Aim of the task: Report back each line of the records that contains the string "xlabel".
□ □ □ □ □ □ □
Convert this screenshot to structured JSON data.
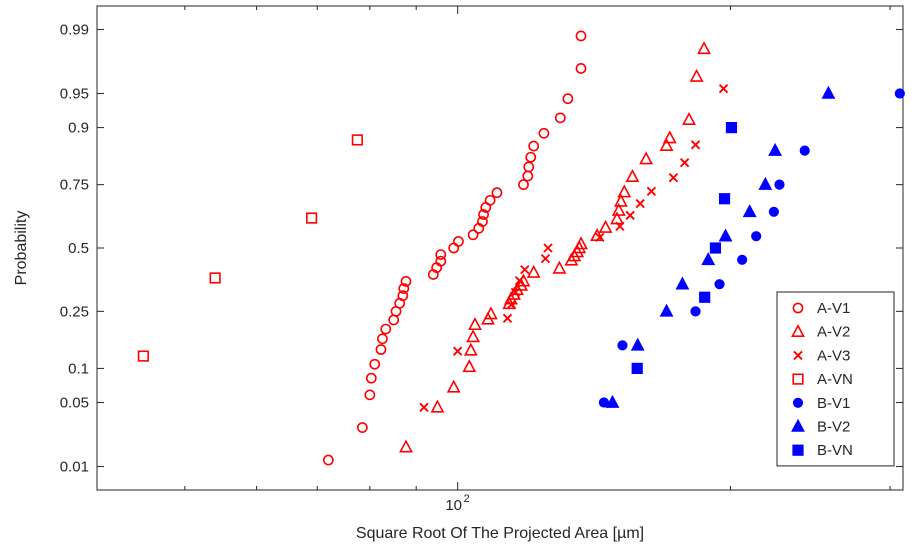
{
  "chart_data": {
    "type": "scatter",
    "xlabel": "Square Root Of The Projected Area [µm]",
    "ylabel": "Probability",
    "x_scale": "log",
    "xlim": [
      40,
      310
    ],
    "x_ticks": [
      100
    ],
    "x_tick_labels": [
      {
        "base": "10",
        "exp": "2"
      }
    ],
    "y_scale": "normal-probability",
    "ylim": [
      0.005,
      0.995
    ],
    "y_ticks": [
      0.01,
      0.05,
      0.1,
      0.25,
      0.5,
      0.75,
      0.9,
      0.95,
      0.99
    ],
    "y_tick_labels": [
      "0.01",
      "0.05",
      "0.1",
      "0.25",
      "0.5",
      "0.75",
      "0.9",
      "0.95",
      "0.99"
    ],
    "grid": false,
    "legend_position": "bottom-right",
    "colors": {
      "A": "#ff0000",
      "B": "#0000ff"
    },
    "series": [
      {
        "name": "A-V1",
        "marker": "circle-open",
        "color": "#ff0000",
        "points": [
          [
            72,
            0.012
          ],
          [
            78.5,
            0.028
          ],
          [
            80,
            0.059
          ],
          [
            80.3,
            0.083
          ],
          [
            81,
            0.108
          ],
          [
            82.3,
            0.14
          ],
          [
            82.6,
            0.167
          ],
          [
            83.3,
            0.194
          ],
          [
            85,
            0.222
          ],
          [
            85.5,
            0.25
          ],
          [
            86.3,
            0.278
          ],
          [
            87,
            0.306
          ],
          [
            87.2,
            0.333
          ],
          [
            87.7,
            0.361
          ],
          [
            94,
            0.389
          ],
          [
            94.8,
            0.417
          ],
          [
            95.8,
            0.444
          ],
          [
            95.8,
            0.472
          ],
          [
            99,
            0.5
          ],
          [
            100.2,
            0.528
          ],
          [
            104,
            0.556
          ],
          [
            105.5,
            0.583
          ],
          [
            106.5,
            0.611
          ],
          [
            106.8,
            0.639
          ],
          [
            107.4,
            0.667
          ],
          [
            108.6,
            0.694
          ],
          [
            110.5,
            0.722
          ],
          [
            118.2,
            0.75
          ],
          [
            119.5,
            0.778
          ],
          [
            119.8,
            0.806
          ],
          [
            120.4,
            0.833
          ],
          [
            121.3,
            0.861
          ],
          [
            124.5,
            0.889
          ],
          [
            129.8,
            0.917
          ],
          [
            132.3,
            0.944
          ],
          [
            136.8,
            0.972
          ],
          [
            136.8,
            0.988
          ]
        ]
      },
      {
        "name": "A-V2",
        "marker": "triangle-open",
        "color": "#ff0000",
        "points": [
          [
            87.7,
            0.017
          ],
          [
            95,
            0.045
          ],
          [
            99,
            0.069
          ],
          [
            103,
            0.103
          ],
          [
            103.4,
            0.138
          ],
          [
            104,
            0.172
          ],
          [
            104.5,
            0.207
          ],
          [
            108,
            0.224
          ],
          [
            108.8,
            0.241
          ],
          [
            114,
            0.276
          ],
          [
            114.5,
            0.293
          ],
          [
            115.4,
            0.31
          ],
          [
            116.3,
            0.328
          ],
          [
            117.5,
            0.345
          ],
          [
            118.2,
            0.362
          ],
          [
            121.3,
            0.397
          ],
          [
            129.5,
            0.414
          ],
          [
            133.5,
            0.448
          ],
          [
            134.5,
            0.466
          ],
          [
            135.5,
            0.483
          ],
          [
            136.2,
            0.5
          ],
          [
            136.8,
            0.517
          ],
          [
            142.5,
            0.552
          ],
          [
            145.6,
            0.586
          ],
          [
            149.9,
            0.621
          ],
          [
            150.6,
            0.655
          ],
          [
            151.4,
            0.69
          ],
          [
            152.7,
            0.724
          ],
          [
            155.9,
            0.776
          ],
          [
            161.4,
            0.828
          ],
          [
            170,
            0.862
          ],
          [
            171.4,
            0.879
          ],
          [
            180,
            0.914
          ],
          [
            183.5,
            0.966
          ],
          [
            187,
            0.983
          ]
        ]
      },
      {
        "name": "A-V3",
        "marker": "x",
        "color": "#ff0000",
        "points": [
          [
            91.8,
            0.045
          ],
          [
            100,
            0.136
          ],
          [
            113.5,
            0.227
          ],
          [
            114.6,
            0.273
          ],
          [
            115.8,
            0.318
          ],
          [
            117,
            0.364
          ],
          [
            118.6,
            0.409
          ],
          [
            125,
            0.455
          ],
          [
            125.8,
            0.5
          ],
          [
            143.5,
            0.545
          ],
          [
            151,
            0.591
          ],
          [
            155,
            0.636
          ],
          [
            159,
            0.682
          ],
          [
            163.6,
            0.727
          ],
          [
            173,
            0.773
          ],
          [
            178,
            0.818
          ],
          [
            183,
            0.864
          ],
          [
            196.5,
            0.955
          ]
        ]
      },
      {
        "name": "A-VN",
        "marker": "square-open",
        "color": "#ff0000",
        "points": [
          [
            45,
            0.125
          ],
          [
            54,
            0.375
          ],
          [
            69,
            0.625
          ],
          [
            77.5,
            0.875
          ]
        ]
      },
      {
        "name": "B-V1",
        "marker": "circle-filled",
        "color": "#0000ff",
        "points": [
          [
            145,
            0.05
          ],
          [
            152,
            0.15
          ],
          [
            183,
            0.25
          ],
          [
            194.5,
            0.35
          ],
          [
            206,
            0.45
          ],
          [
            213.5,
            0.55
          ],
          [
            223.3,
            0.65
          ],
          [
            226.5,
            0.75
          ],
          [
            241.5,
            0.85
          ],
          [
            307.5,
            0.95
          ]
        ]
      },
      {
        "name": "B-V2",
        "marker": "triangle-filled",
        "color": "#0000ff",
        "points": [
          [
            148.2,
            0.05
          ],
          [
            158,
            0.15
          ],
          [
            170,
            0.25
          ],
          [
            177,
            0.35
          ],
          [
            189,
            0.45
          ],
          [
            197.5,
            0.55
          ],
          [
            210,
            0.65
          ],
          [
            218.5,
            0.75
          ],
          [
            224,
            0.85
          ],
          [
            256.5,
            0.95
          ]
        ]
      },
      {
        "name": "B-VN",
        "marker": "square-filled",
        "color": "#0000ff",
        "points": [
          [
            157.8,
            0.1
          ],
          [
            187.3,
            0.3
          ],
          [
            192.5,
            0.5
          ],
          [
            197,
            0.7
          ],
          [
            200.5,
            0.9
          ]
        ]
      }
    ]
  }
}
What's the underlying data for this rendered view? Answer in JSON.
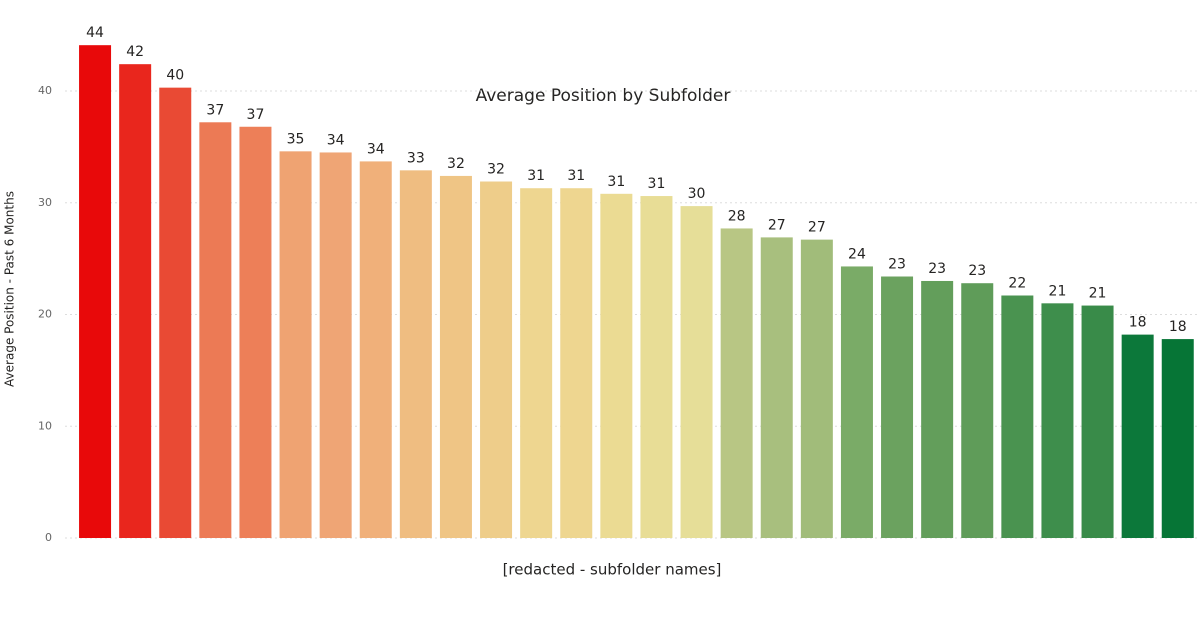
{
  "chart_data": {
    "type": "bar",
    "title": "Average Position by Subfolder",
    "x_label": "[redacted - subfolder names]",
    "y_label": "Average Position - Past 6 Months",
    "categories": [
      null,
      null,
      null,
      null,
      null,
      null,
      null,
      null,
      null,
      null,
      null,
      null,
      null,
      null,
      null,
      null,
      null,
      null,
      null,
      null,
      null,
      null,
      null,
      null,
      null,
      null,
      null,
      null
    ],
    "values": [
      44.1,
      42.4,
      40.3,
      37.2,
      36.8,
      34.6,
      34.5,
      33.7,
      32.9,
      32.4,
      31.9,
      31.3,
      31.3,
      30.8,
      30.6,
      29.7,
      27.7,
      26.9,
      26.7,
      24.3,
      23.4,
      23.0,
      22.8,
      21.7,
      21.0,
      20.8,
      18.2,
      17.8
    ],
    "value_labels": [
      "44",
      "42",
      "40",
      "37",
      "37",
      "35",
      "34",
      "34",
      "33",
      "32",
      "32",
      "31",
      "31",
      "31",
      "31",
      "30",
      "28",
      "27",
      "27",
      "24",
      "23",
      "23",
      "23",
      "22",
      "21",
      "21",
      "18",
      "18"
    ],
    "colors": [
      "#e8090a",
      "#e9261d",
      "#e94a34",
      "#ec7a55",
      "#ed7f58",
      "#efa372",
      "#efa575",
      "#f0b07a",
      "#efbd81",
      "#efc585",
      "#eecd8a",
      "#eed690",
      "#eed690",
      "#ebdb93",
      "#e8dd96",
      "#e6de98",
      "#b8c684",
      "#a8bf7e",
      "#a1bc7a",
      "#7aab67",
      "#6ba25f",
      "#639e5b",
      "#5f9c59",
      "#4a9350",
      "#3e8e4c",
      "#398b49",
      "#0c783a",
      "#067536"
    ],
    "ylim": [
      0,
      46
    ],
    "yticks": [
      0,
      10,
      20,
      30,
      40
    ],
    "grid": true
  }
}
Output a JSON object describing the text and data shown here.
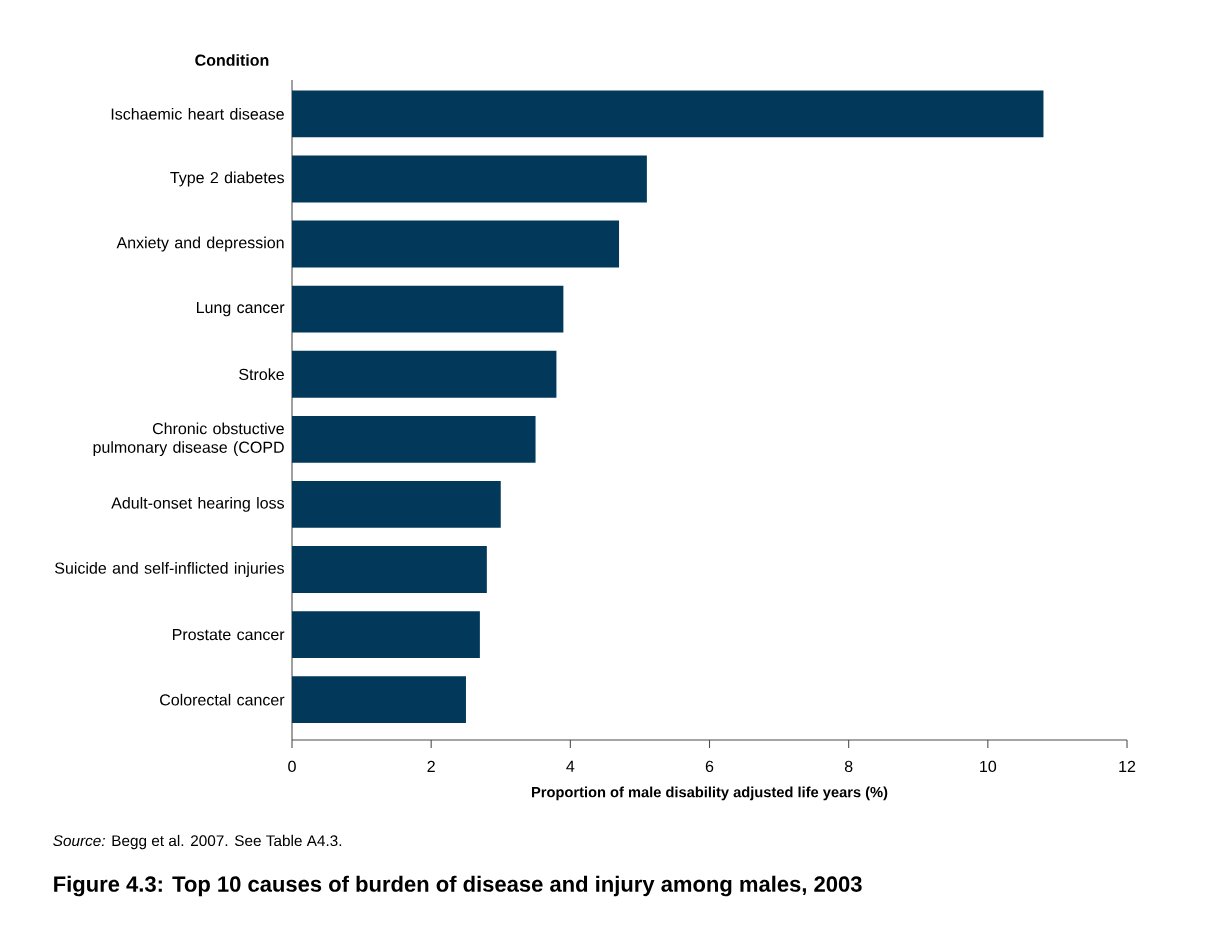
{
  "chart_data": {
    "type": "bar",
    "orientation": "horizontal",
    "title": "Figure 4.3: Top 10 causes of burden of disease and injury among males, 2003",
    "xlabel": "Proportion of male disability adjusted life years (%)",
    "ylabel": "Condition",
    "categories": [
      "Ischaemic heart disease",
      "Type 2 diabetes",
      "Anxiety and depression",
      "Lung cancer",
      "Stroke",
      "Chronic obstuctive pulmonary disease (COPD",
      "Adult-onset hearing loss",
      "Suicide and self-inflicted injuries",
      "Prostate cancer",
      "Colorectal cancer"
    ],
    "values": [
      10.8,
      5.1,
      4.7,
      3.9,
      3.8,
      3.5,
      3.0,
      2.8,
      2.7,
      2.5
    ],
    "color": "#02395a",
    "xlim": [
      0,
      12
    ],
    "xticks": [
      0,
      2,
      4,
      6,
      8,
      10,
      12
    ],
    "grid": false,
    "annotations": [
      "*Source:* Begg et al. 2007. See Table A4.3."
    ]
  }
}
□ □ □ □ □ □ □
Answer for the task:
    "xlabel": "Square Root Of The Projected Area [µm]",
    "xlabel": "Proportion of male disability adjusted life years (%)",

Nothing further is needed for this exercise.